[Material for the task start]
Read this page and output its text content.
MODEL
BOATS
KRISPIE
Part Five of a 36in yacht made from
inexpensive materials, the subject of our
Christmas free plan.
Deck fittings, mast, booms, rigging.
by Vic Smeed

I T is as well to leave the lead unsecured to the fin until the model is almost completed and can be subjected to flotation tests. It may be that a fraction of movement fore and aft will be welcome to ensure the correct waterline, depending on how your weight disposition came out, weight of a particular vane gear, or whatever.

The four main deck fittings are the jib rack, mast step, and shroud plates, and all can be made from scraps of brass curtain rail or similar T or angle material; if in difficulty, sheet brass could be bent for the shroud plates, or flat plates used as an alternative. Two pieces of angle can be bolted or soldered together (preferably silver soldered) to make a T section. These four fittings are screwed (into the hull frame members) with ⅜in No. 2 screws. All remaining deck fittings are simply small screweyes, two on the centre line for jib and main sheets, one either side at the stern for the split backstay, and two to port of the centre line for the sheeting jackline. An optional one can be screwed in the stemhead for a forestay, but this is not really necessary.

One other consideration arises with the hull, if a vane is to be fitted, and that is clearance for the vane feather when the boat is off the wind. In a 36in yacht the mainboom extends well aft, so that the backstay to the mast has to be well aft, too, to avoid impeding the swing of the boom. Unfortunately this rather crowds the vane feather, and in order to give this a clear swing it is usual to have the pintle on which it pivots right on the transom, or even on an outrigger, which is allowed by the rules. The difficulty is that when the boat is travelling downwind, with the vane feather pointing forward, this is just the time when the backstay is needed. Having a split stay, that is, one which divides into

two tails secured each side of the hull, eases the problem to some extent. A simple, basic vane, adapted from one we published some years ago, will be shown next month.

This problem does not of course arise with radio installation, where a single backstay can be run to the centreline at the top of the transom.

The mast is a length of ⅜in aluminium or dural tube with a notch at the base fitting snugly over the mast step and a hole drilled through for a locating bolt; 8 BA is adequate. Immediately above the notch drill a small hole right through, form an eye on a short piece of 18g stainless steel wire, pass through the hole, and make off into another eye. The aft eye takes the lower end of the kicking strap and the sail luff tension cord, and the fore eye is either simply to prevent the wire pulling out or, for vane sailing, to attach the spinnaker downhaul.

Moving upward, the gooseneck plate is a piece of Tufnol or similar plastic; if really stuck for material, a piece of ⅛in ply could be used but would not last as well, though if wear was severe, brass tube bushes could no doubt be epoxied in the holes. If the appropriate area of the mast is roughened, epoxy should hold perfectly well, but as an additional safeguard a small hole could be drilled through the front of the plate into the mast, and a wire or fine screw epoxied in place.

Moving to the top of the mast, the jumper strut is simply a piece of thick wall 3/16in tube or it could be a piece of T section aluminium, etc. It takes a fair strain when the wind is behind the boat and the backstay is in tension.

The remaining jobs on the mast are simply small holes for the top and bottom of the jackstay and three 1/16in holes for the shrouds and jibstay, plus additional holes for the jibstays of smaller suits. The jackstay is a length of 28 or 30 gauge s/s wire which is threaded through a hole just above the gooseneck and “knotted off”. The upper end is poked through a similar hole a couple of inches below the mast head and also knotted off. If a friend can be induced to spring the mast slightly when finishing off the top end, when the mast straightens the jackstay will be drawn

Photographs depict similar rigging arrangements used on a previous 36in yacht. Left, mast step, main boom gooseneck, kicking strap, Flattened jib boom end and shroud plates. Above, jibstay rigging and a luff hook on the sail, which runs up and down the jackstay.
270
[Material for the task end]
— Objective —
Take the entries above and transcribe them in full.

— Answer in full —
Read this page and output its text content.
MODEL
BOATS
KRISPIE
Part Five of a 36in yacht made from
inexpensive materials, the subject of our
Christmas free plan.
Deck fittings, mast, booms, rigging.
by Vic Smeed

I T is as well to leave the lead unsecured to the fin until the model is almost completed and can be subjected to flotation tests. It may be that a fraction of movement fore and aft will be welcome to ensure the correct waterline, depending on how your weight disposition came out, weight of a particular vane gear, or whatever.

The four main deck fittings are the jib rack, mast step, and shroud plates, and all can be made from scraps of brass curtain rail or similar T or angle material; if in difficulty, sheet brass could be bent for the shroud plates, or flat plates used as an alternative. Two pieces of angle can be bolted or soldered together (preferably silver soldered) to make a T section. These four fittings are screwed (into the hull frame members) with ⅜in No. 2 screws. All remaining deck fittings are simply small screweyes, two on the centre line for jib and main sheets, one either side at the stern for the split backstay, and two to port of the centre line for the sheeting jackline. An optional one can be screwed in the stemhead for a forestay, but this is not really necessary.

One other consideration arises with the hull, if a vane is to be fitted, and that is clearance for the vane feather when the boat is off the wind. In a 36in yacht the mainboom extends well aft, so that the backstay to the mast has to be well aft, too, to avoid impeding the swing of the boom. Unfortunately this rather crowds the vane feather, and in order to give this a clear swing it is usual to have the pintle on which it pivots right on the transom, or even on an outrigger, which is allowed by the rules. The difficulty is that when the boat is travelling downwind, with the vane feather pointing forward, this is just the time when the backstay is needed. Having a split stay, that is, one which divides into

two tails secured each side of the hull, eases the problem to some extent. A simple, basic vane, adapted from one we published some years ago, will be shown next month.

This problem does not of course arise with radio installation, where a single backstay can be run to the centreline at the top of the transom.

The mast is a length of ⅜in aluminium or dural tube with a notch at the base fitting snugly over the mast step and a hole drilled through for a locating bolt; 8 BA is adequate. Immediately above the notch drill a small hole right through, form an eye on a short piece of 18g stainless steel wire, pass through the hole, and make off into another eye. The aft eye takes the lower end of the kicking strap and the sail luff tension cord, and the fore eye is either simply to prevent the wire pulling out or, for vane sailing, to attach the spinnaker downhaul.

Moving upward, the gooseneck plate is a piece of Tufnol or similar plastic; if really stuck for material, a piece of ⅛in ply could be used but would not last as well, though if wear was severe, brass tube bushes could no doubt be epoxied in the holes. If the appropriate area of the mast is roughened, epoxy should hold perfectly well, but as an additional safeguard a small hole could be drilled through the front of the plate into the mast, and a wire or fine screw epoxied in place.

Moving to the top of the mast, the jumper strut is simply a piece of thick wall 3/16in tube or it could be a piece of T section aluminium, etc. It takes a fair strain when the wind is behind the boat and the backstay is in tension.

The remaining jobs on the mast are simply small holes for the top and bottom of the jackstay and three 1/16in holes for the shrouds and jibstay, plus additional holes for the jibstays of smaller suits. The jackstay is a length of 28 or 30 gauge s/s wire which is threaded through a hole just above the gooseneck and “knotted off”. The upper end is poked through a similar hole a couple of inches below the mast head and also knotted off. If a friend can be induced to spring the mast slightly when finishing off the top end, when the mast straightens the jackstay will be drawn

Photographs depict similar rigging arrangements used on a previous 36in yacht. Left, mast step, main boom gooseneck, kicking strap, Flattened jib boom end and shroud plates. Above, jibstay rigging and a luff hook on the sail, which runs up and down the jackstay.
270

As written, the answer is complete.